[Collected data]
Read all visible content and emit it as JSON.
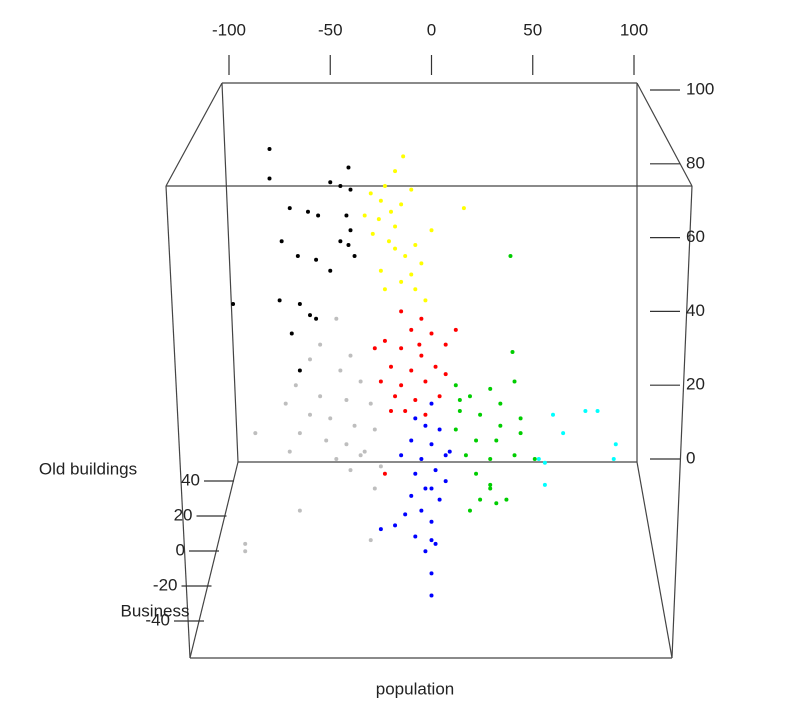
{
  "chart_data": {
    "type": "scatter3d",
    "xlabel": "population",
    "ylabel": "Business",
    "zlabel": "Old buildings",
    "xlim": [
      -100,
      100
    ],
    "xticks": [
      -100,
      -50,
      0,
      50,
      100
    ],
    "ylim": [
      -40,
      40
    ],
    "yticks": [
      40,
      20,
      0,
      -20,
      -40
    ],
    "zlim": [
      0,
      100
    ],
    "zticks": [
      0,
      20,
      40,
      60,
      80,
      100
    ],
    "series": [
      {
        "color": "#000000",
        "x": [
          -80,
          -80,
          -41,
          -50,
          -45,
          -40,
          -70,
          -61,
          -56,
          -42,
          -40,
          -74,
          -66,
          -57,
          -45,
          -41,
          -50,
          -75,
          -65,
          -57,
          -69,
          -98,
          -65,
          -60,
          -38
        ],
        "values": [
          84,
          76,
          79,
          75,
          74,
          73,
          68,
          67,
          66,
          66,
          62,
          59,
          55,
          54,
          59,
          58,
          51,
          43,
          42,
          38,
          34,
          42,
          24,
          39,
          55
        ]
      },
      {
        "color": "#ffff00",
        "x": [
          -14,
          -18,
          -23,
          -30,
          -25,
          -33,
          -26,
          -20,
          -15,
          -10,
          -29,
          -21,
          -18,
          -13,
          -8,
          -5,
          -10,
          -15,
          -23,
          -8,
          -3,
          -25,
          16,
          0,
          -18
        ],
        "values": [
          82,
          78,
          74,
          72,
          70,
          66,
          65,
          67,
          69,
          73,
          61,
          59,
          57,
          55,
          58,
          53,
          50,
          48,
          46,
          46,
          43,
          51,
          68,
          62,
          63
        ]
      },
      {
        "color": "#ff0000",
        "x": [
          -15,
          -5,
          -10,
          -23,
          0,
          7,
          -15,
          -5,
          -20,
          -10,
          2,
          12,
          -25,
          -15,
          -3,
          7,
          -18,
          -8,
          4,
          -13,
          -20,
          -28,
          -3,
          -23,
          -6
        ],
        "values": [
          40,
          38,
          35,
          32,
          34,
          31,
          30,
          28,
          25,
          24,
          25,
          35,
          21,
          20,
          21,
          23,
          17,
          16,
          17,
          13,
          13,
          30,
          12,
          -4,
          31
        ]
      },
      {
        "color": "#bebebe",
        "x": [
          -47,
          -55,
          -40,
          -60,
          -45,
          -35,
          -67,
          -55,
          -42,
          -30,
          -72,
          -60,
          -50,
          -38,
          -28,
          -65,
          -52,
          -42,
          -33,
          -70,
          -87,
          -25,
          -28,
          -65,
          -92,
          -92,
          -35,
          -47,
          -30,
          -40
        ],
        "values": [
          38,
          31,
          28,
          27,
          24,
          21,
          20,
          17,
          16,
          15,
          15,
          12,
          11,
          9,
          8,
          7,
          5,
          4,
          2,
          2,
          7,
          -2,
          -8,
          -14,
          -23,
          -25,
          1,
          0,
          -22,
          -3
        ]
      },
      {
        "color": "#0000ff",
        "x": [
          0,
          -3,
          4,
          -10,
          0,
          7,
          -5,
          -15,
          2,
          -8,
          7,
          -3,
          -10,
          4,
          -5,
          0,
          -13,
          -18,
          -8,
          0,
          -25,
          -3,
          2,
          0,
          0,
          9,
          -8,
          0
        ],
        "values": [
          15,
          9,
          8,
          5,
          4,
          1,
          0,
          1,
          -3,
          -4,
          -6,
          -8,
          -10,
          -11,
          -14,
          -17,
          -15,
          -18,
          -21,
          -22,
          -19,
          -25,
          -23,
          -31,
          -37,
          2,
          11,
          -8
        ]
      },
      {
        "color": "#00cd00",
        "x": [
          39,
          40,
          12,
          19,
          29,
          41,
          14,
          24,
          34,
          44,
          12,
          22,
          32,
          44,
          17,
          29,
          41,
          51,
          22,
          29,
          24,
          32,
          37,
          19,
          29,
          34,
          14
        ],
        "values": [
          55,
          29,
          20,
          17,
          19,
          21,
          13,
          12,
          15,
          11,
          8,
          5,
          5,
          7,
          1,
          0,
          1,
          0,
          -4,
          -8,
          -11,
          -12,
          -11,
          -14,
          -7,
          9,
          16
        ]
      },
      {
        "color": "#00ffff",
        "x": [
          60,
          65,
          76,
          82,
          91,
          90,
          56,
          56,
          53
        ],
        "values": [
          12,
          7,
          13,
          13,
          4,
          0,
          -1,
          -7,
          0
        ]
      }
    ]
  }
}
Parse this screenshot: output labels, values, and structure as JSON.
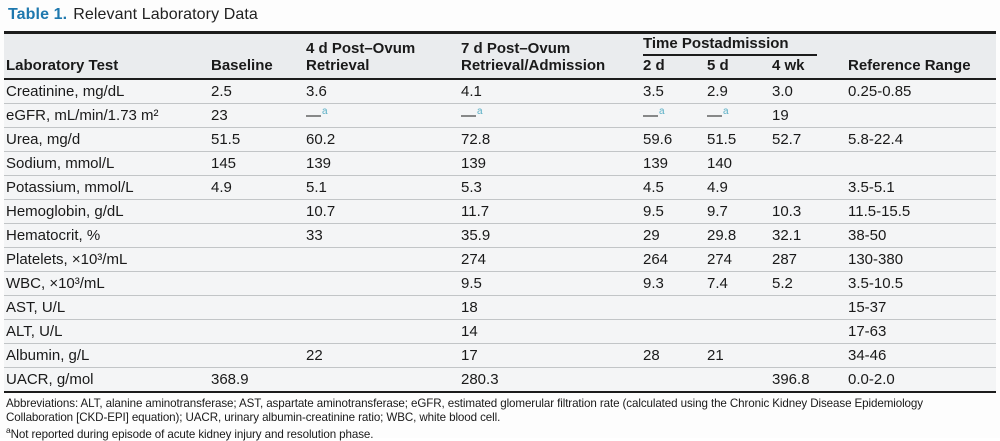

REQUIREMENTS ::
Scan the records for the string "JSON". Copy each line in which it appears.

ANSWER BELOW ::
Read all visible content and emit it as JSON.
Parse this screenshot: output labels, values, and structure as JSON.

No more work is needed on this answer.